TASK:
Each line of the data that includes the string "música" is to be copied out.

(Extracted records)
-----
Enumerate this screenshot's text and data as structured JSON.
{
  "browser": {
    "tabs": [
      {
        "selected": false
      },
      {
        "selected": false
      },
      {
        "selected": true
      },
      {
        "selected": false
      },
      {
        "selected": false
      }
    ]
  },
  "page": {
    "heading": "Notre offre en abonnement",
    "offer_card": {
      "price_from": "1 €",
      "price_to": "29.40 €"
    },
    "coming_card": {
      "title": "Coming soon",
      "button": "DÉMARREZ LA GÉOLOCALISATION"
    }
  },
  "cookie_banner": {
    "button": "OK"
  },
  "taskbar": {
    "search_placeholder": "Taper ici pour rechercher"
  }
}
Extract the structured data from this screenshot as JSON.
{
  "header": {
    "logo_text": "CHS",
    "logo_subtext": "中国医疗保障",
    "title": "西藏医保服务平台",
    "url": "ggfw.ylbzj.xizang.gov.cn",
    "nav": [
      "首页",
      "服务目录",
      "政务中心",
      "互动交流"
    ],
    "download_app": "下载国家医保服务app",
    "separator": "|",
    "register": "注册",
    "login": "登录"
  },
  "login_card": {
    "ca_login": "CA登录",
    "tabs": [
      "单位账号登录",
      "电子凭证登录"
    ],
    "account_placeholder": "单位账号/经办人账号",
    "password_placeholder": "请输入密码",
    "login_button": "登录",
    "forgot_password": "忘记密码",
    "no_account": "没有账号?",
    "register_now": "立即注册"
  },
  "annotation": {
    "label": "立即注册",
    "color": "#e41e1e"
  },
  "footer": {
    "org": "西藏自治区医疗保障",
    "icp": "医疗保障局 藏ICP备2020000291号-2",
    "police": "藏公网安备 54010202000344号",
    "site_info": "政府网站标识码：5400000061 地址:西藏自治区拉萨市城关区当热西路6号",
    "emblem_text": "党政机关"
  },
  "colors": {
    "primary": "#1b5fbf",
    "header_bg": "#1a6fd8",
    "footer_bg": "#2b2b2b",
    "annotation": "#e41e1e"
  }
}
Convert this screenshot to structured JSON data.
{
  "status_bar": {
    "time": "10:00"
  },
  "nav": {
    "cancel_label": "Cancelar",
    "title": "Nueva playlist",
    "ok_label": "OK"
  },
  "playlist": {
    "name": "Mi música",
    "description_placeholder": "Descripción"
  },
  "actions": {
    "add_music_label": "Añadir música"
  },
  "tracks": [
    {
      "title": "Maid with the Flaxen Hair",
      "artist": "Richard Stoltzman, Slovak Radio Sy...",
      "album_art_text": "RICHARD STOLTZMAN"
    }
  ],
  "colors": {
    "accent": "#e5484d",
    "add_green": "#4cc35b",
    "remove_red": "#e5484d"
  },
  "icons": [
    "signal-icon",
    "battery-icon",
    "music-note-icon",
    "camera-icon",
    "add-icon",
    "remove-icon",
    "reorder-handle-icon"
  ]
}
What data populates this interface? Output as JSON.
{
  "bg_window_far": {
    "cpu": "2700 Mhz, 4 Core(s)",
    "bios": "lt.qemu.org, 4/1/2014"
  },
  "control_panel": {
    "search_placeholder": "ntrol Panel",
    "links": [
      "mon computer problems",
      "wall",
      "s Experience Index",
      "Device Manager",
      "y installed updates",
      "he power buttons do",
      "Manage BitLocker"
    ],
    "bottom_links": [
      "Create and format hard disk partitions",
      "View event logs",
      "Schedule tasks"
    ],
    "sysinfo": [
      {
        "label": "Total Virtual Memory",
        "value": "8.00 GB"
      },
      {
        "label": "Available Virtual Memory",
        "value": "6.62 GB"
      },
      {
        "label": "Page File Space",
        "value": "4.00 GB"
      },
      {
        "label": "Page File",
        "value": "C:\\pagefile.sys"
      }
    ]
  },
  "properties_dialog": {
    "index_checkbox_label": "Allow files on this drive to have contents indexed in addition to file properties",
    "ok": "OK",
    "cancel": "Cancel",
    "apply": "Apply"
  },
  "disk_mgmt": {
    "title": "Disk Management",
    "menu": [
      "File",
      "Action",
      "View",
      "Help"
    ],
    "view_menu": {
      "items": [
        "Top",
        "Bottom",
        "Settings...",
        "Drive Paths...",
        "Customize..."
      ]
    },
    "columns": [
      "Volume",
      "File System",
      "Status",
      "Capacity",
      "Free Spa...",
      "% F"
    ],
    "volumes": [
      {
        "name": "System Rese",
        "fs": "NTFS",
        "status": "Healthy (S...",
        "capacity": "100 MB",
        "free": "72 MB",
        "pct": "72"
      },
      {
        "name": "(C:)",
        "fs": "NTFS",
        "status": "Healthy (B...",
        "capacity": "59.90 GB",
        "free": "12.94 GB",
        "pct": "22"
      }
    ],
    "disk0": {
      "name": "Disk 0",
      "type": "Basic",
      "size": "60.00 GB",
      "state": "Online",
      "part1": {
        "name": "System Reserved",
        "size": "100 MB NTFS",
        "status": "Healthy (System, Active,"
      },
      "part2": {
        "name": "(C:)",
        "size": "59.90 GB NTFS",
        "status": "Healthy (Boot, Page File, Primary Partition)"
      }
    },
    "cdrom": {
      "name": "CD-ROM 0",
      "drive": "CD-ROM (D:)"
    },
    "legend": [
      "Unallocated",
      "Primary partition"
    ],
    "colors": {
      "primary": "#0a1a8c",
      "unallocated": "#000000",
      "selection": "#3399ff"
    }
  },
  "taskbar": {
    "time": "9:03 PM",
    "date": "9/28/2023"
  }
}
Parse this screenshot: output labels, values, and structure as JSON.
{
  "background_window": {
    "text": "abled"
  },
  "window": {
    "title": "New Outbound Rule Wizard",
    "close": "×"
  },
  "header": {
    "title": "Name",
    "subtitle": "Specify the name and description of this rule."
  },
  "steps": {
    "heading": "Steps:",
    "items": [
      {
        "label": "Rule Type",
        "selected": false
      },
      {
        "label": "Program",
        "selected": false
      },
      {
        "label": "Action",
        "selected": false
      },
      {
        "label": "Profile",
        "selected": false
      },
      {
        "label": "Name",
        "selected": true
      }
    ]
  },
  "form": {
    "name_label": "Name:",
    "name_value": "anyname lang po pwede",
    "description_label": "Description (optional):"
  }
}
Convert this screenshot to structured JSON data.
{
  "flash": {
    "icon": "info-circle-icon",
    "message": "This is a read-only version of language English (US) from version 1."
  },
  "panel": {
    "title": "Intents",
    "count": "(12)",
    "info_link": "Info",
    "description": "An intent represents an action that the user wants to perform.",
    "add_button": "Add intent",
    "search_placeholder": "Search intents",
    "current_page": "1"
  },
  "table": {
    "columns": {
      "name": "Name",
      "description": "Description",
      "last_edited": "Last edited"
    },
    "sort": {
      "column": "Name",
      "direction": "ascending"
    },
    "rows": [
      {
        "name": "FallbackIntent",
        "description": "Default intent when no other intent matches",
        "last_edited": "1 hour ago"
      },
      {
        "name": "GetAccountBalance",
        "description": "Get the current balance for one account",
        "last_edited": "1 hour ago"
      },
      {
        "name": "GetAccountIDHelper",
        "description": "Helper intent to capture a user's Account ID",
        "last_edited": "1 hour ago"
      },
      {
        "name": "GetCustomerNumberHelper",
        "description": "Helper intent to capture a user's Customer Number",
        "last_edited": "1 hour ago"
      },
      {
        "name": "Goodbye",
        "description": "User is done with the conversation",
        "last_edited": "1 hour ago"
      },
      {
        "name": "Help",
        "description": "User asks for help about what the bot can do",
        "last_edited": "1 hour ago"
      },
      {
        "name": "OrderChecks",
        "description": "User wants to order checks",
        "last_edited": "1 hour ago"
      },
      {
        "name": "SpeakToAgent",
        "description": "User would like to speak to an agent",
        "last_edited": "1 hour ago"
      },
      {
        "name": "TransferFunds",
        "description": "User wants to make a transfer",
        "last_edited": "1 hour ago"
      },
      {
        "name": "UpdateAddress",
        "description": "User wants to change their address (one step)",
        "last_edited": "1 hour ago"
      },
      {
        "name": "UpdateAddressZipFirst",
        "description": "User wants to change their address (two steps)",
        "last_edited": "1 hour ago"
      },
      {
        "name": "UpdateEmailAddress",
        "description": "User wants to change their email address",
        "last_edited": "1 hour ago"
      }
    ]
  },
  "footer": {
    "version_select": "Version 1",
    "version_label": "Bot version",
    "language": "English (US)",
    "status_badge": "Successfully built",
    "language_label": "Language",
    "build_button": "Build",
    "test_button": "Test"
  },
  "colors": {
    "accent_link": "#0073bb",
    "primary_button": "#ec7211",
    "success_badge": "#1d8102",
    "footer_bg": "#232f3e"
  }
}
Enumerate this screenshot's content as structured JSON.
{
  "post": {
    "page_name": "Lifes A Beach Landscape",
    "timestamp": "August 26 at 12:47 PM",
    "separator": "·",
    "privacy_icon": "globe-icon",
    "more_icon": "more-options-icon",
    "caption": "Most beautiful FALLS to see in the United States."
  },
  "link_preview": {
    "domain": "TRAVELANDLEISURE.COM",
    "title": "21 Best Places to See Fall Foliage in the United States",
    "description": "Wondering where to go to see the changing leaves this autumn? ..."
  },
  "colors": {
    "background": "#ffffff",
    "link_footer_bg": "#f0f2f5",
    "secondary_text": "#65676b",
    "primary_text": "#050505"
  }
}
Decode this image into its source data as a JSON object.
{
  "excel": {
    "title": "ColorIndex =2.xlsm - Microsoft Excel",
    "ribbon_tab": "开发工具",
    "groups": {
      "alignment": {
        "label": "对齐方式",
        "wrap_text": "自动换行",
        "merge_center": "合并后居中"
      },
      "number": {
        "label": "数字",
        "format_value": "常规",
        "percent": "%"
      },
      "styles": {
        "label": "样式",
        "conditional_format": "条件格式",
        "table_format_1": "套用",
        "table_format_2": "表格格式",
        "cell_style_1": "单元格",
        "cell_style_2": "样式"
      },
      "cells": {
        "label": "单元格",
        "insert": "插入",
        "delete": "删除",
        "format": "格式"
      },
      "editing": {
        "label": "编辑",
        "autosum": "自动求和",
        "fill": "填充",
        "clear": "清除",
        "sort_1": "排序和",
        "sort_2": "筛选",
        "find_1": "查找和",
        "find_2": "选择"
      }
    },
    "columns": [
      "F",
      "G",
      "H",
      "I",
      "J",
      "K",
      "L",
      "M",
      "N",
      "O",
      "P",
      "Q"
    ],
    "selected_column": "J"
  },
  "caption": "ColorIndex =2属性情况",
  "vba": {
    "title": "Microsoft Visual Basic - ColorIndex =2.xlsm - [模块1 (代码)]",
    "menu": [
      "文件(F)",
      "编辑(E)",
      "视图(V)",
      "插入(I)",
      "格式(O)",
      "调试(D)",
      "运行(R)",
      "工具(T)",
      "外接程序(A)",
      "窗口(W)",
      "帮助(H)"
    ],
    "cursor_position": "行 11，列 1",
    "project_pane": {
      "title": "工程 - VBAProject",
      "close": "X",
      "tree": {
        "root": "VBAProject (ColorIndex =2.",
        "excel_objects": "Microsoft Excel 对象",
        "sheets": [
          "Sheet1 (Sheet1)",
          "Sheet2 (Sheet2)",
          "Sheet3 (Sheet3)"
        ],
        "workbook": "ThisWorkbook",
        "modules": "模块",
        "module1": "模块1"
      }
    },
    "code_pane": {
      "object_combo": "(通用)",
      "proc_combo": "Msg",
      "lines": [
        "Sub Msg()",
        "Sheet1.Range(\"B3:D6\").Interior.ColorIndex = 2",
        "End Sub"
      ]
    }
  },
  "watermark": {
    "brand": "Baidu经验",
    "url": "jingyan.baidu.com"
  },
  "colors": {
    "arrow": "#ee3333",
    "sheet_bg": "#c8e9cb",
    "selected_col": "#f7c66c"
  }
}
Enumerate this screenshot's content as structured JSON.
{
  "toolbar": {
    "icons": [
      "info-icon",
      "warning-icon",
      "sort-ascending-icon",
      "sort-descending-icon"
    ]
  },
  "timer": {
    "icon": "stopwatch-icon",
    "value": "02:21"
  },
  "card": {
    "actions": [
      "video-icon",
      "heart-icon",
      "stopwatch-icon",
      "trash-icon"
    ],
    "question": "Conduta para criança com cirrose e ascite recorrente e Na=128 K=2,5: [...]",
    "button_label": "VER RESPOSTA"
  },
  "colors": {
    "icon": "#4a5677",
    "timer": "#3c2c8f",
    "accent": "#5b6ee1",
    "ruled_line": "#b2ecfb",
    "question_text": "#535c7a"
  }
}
-----
OUTPUT BELOW:
    "name": "Mi música",
    "add_music_label": "Añadir música"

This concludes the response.